### PROVIDED TEXT
****************************************

Bigger's not always better, but there does seem to be a rather disturbing
trend here that favors style over substance, all the bells and whistles
the mind could conjure, and all the dry ice you could possibly pump
on stage without choking the audience.
The peculiar thing here
is that this obsessive/compulsive tendency towards more is more,
this love affair with eye candy, seems to be much more prevalent
in the field of dance and physical theater than other disciplines.
(The festival divides the shows into art form categories such as
comedy, theatre, visual art, music, opera and dance and physical
theater.) Common traits among theater pieces -- notably two Fringe
First winners for innovative theater, "Achilles" by the Royal Shakespeare
Company and Steven Berkoff's "Messiah" -- include intelligent writing,
well-honed verse and clever plot twists. Visually sparse but intellectually
riveting performances. In fact, "Achilles" featured no players per
se, but only an actor reading a script for 90 minutes, "a narrative
for performance." No gesticulation, no exaggerated facial expressions,
just a vibrant display of vocal range and delivery. Fine/refined
theater.
Now let's look at the
dance & physical theater category. Over the past two weeks (the
Edinburgh Fringe Festival runs from 6-28 August) I've seen nine
or so performances in this arena, street acts and buskers not included.

****************************************

### DATASET ROWS
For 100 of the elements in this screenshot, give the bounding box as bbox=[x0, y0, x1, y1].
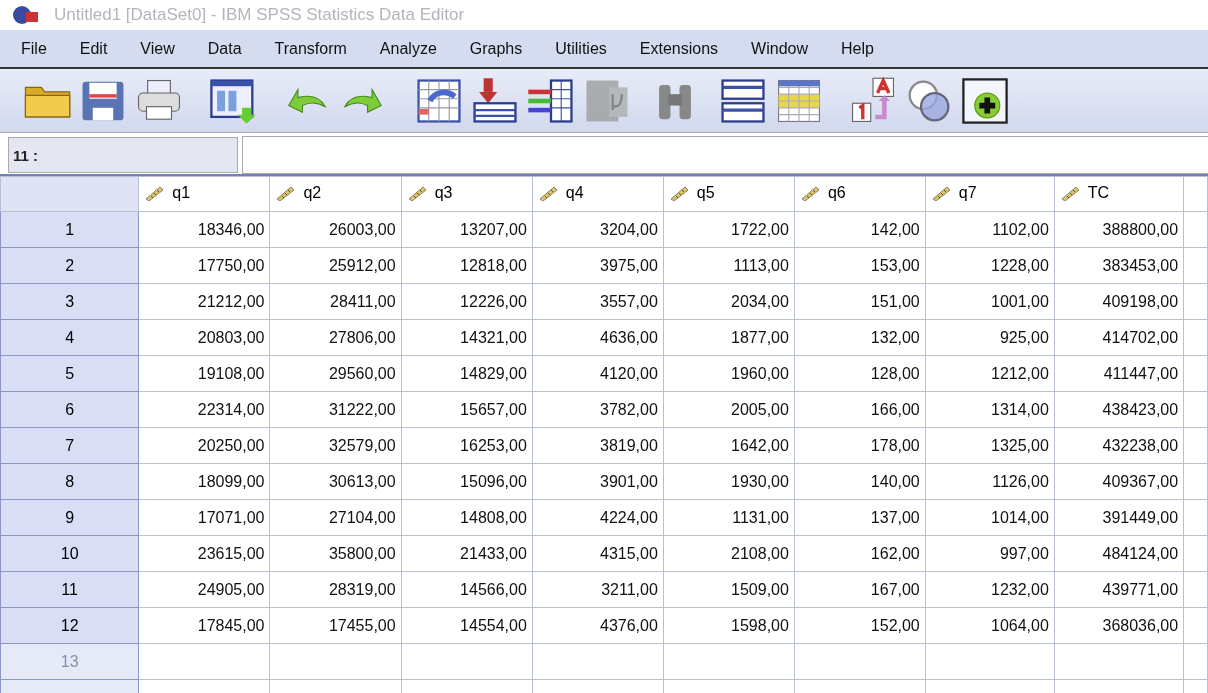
menu-item[interactable]: Utilities bbox=[542, 39, 620, 58]
table-cell: 1325,00 bbox=[925, 427, 1055, 464]
row-number[interactable]: 11 bbox=[0, 571, 139, 608]
column-name: q6 bbox=[827, 183, 846, 202]
menu-item[interactable]: Help bbox=[828, 39, 887, 58]
table-cell: 30613,00 bbox=[269, 463, 402, 500]
menu-item[interactable]: File bbox=[8, 39, 60, 58]
table-cell: 20803,00 bbox=[138, 319, 270, 356]
table-cell: 439771,00 bbox=[1054, 571, 1184, 608]
ruler-icon bbox=[799, 184, 820, 201]
table-cell: 166,00 bbox=[794, 391, 926, 428]
column-name: q2 bbox=[303, 183, 322, 202]
table-cell: 1001,00 bbox=[925, 283, 1055, 320]
row-number[interactable]: 1 bbox=[0, 211, 139, 248]
row-number[interactable]: 10 bbox=[0, 535, 139, 572]
table-cell: 178,00 bbox=[794, 427, 926, 464]
menu-item[interactable]: Extensions bbox=[626, 39, 732, 58]
table-cell: 3901,00 bbox=[532, 463, 664, 500]
table-cell: 14321,00 bbox=[401, 319, 533, 356]
table-cell: 1930,00 bbox=[663, 463, 795, 500]
table-cell: 19108,00 bbox=[138, 355, 270, 392]
table-cell: 484124,00 bbox=[1054, 535, 1184, 572]
column-header[interactable]: q7 bbox=[925, 176, 1055, 212]
table-cell: 2034,00 bbox=[663, 283, 795, 320]
table-cell: 25912,00 bbox=[269, 247, 402, 284]
table-cell: 17750,00 bbox=[138, 247, 270, 284]
down-arrow-grid-icon[interactable] bbox=[470, 75, 520, 126]
plus-icon[interactable] bbox=[960, 75, 1010, 126]
table-cell: 12226,00 bbox=[401, 283, 533, 320]
column-name: TC bbox=[1087, 183, 1110, 202]
table-cell: 28319,00 bbox=[269, 571, 402, 608]
row-number[interactable]: 12 bbox=[0, 607, 139, 644]
cell-value-field[interactable] bbox=[242, 136, 1208, 174]
cell-reference: 11 : bbox=[8, 137, 238, 173]
menu-item[interactable]: Window bbox=[738, 39, 821, 58]
row-number[interactable]: 2 bbox=[0, 247, 139, 284]
menu-item[interactable]: Edit bbox=[66, 39, 121, 58]
table-cell: 27806,00 bbox=[269, 319, 402, 356]
ruler-icon bbox=[930, 184, 951, 201]
table-cell: 142,00 bbox=[794, 211, 926, 248]
table-cell: 3557,00 bbox=[532, 283, 664, 320]
column-header[interactable]: q6 bbox=[794, 176, 926, 212]
table-cell: 152,00 bbox=[794, 607, 926, 644]
table-cell: 1509,00 bbox=[663, 571, 795, 608]
table-cell: 26003,00 bbox=[269, 211, 402, 248]
ruler-icon bbox=[275, 184, 296, 201]
column-name: q5 bbox=[696, 183, 715, 202]
table-cell: 3211,00 bbox=[532, 571, 664, 608]
table-cell: 28411,00 bbox=[269, 283, 402, 320]
table-cell: 18099,00 bbox=[138, 463, 270, 500]
table-cell: 2108,00 bbox=[663, 535, 795, 572]
table-cell: 24905,00 bbox=[138, 571, 270, 608]
menu-item[interactable]: Data bbox=[194, 39, 255, 58]
table-cell: 167,00 bbox=[794, 571, 926, 608]
table-cell: 438423,00 bbox=[1054, 391, 1184, 428]
column-header[interactable]: q5 bbox=[663, 176, 795, 212]
table-cell: 3819,00 bbox=[532, 427, 664, 464]
table-cell: 4224,00 bbox=[532, 499, 664, 536]
table-cell: 17845,00 bbox=[138, 607, 270, 644]
table-cell: 1314,00 bbox=[925, 391, 1055, 428]
table-cell: 383453,00 bbox=[1054, 247, 1184, 284]
table-cell: 1131,00 bbox=[663, 499, 795, 536]
menu-item[interactable]: Analyze bbox=[366, 39, 450, 58]
table-cell: 14566,00 bbox=[401, 571, 533, 608]
row-number[interactable]: 8 bbox=[0, 463, 139, 500]
table-cell: 12818,00 bbox=[401, 247, 533, 284]
table-cell: 35800,00 bbox=[269, 535, 402, 572]
table-cell: 925,00 bbox=[925, 319, 1055, 356]
column-name: q3 bbox=[434, 183, 453, 202]
table-cell: 1228,00 bbox=[925, 247, 1055, 284]
column-header[interactable]: q2 bbox=[269, 176, 402, 212]
row-number[interactable]: 7 bbox=[0, 427, 139, 464]
table-cell: 409367,00 bbox=[1054, 463, 1184, 500]
table-cell: 411447,00 bbox=[1054, 355, 1184, 392]
column-header[interactable]: q3 bbox=[401, 176, 533, 212]
row-number[interactable]: 5 bbox=[0, 355, 139, 392]
table-cell: 1877,00 bbox=[663, 319, 795, 356]
column-name: q4 bbox=[565, 183, 584, 202]
column-header[interactable]: q1 bbox=[138, 176, 270, 212]
table-cell: 14808,00 bbox=[401, 499, 533, 536]
menu-item[interactable]: View bbox=[127, 39, 188, 58]
table-cell: 1064,00 bbox=[925, 607, 1055, 644]
menu-item[interactable]: Graphs bbox=[456, 39, 536, 58]
table-cell: 17071,00 bbox=[138, 499, 270, 536]
column-header[interactable]: q4 bbox=[532, 176, 664, 212]
table-cell: 1212,00 bbox=[925, 355, 1055, 392]
table-cell: 4376,00 bbox=[532, 607, 664, 644]
row-number[interactable]: 6 bbox=[0, 391, 139, 428]
table-cell: 1642,00 bbox=[663, 427, 795, 464]
row-number[interactable]: 3 bbox=[0, 283, 139, 320]
row-number[interactable]: 9 bbox=[0, 499, 139, 536]
table-cell: 16253,00 bbox=[401, 427, 533, 464]
column-header[interactable]: TC bbox=[1054, 176, 1184, 212]
table-cell: 23615,00 bbox=[138, 535, 270, 572]
menu-item[interactable]: Transform bbox=[261, 39, 360, 58]
table-cell: 21212,00 bbox=[138, 283, 270, 320]
table-cell: 27104,00 bbox=[269, 499, 402, 536]
table-cell: 140,00 bbox=[794, 463, 926, 500]
row-number[interactable]: 4 bbox=[0, 319, 139, 356]
table-cell: 1113,00 bbox=[663, 247, 795, 284]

****************************************

### TO BE DONE
[a] Say whether each statement below agrees with the Edinburgh Fringe review, answering yes or no and quoting the words that decide it: (i) "Achilles" was performed by several actors on stage; (ii) the Edinburgh Fringe Festival runs through the end of September; (iii) "Achilles" and "Messiah" were both Fringe First winners.
[b] Reproduce everything in the Edinburgh Fringe review from "The peculiar thing" down to "than other disciplines.".

### ANSWERS FOR THIS EXERCISE
[a]
(i) No: "only an actor reading a script for 90 minutes"
(ii) No: "the Edinburgh Fringe Festival runs from 6-28 August"
(iii) Yes: "two Fringe First winners for innovative theater, "Achilles" by the Royal Shakespeare Company and Steven Berkoff's "Messiah""

[b]
The peculiar thing here
is that this obsessive/compulsive tendency towards more is more,
this love affair with eye candy, seems to be much more prevalent
in the field of dance and physical theater than other disciplines.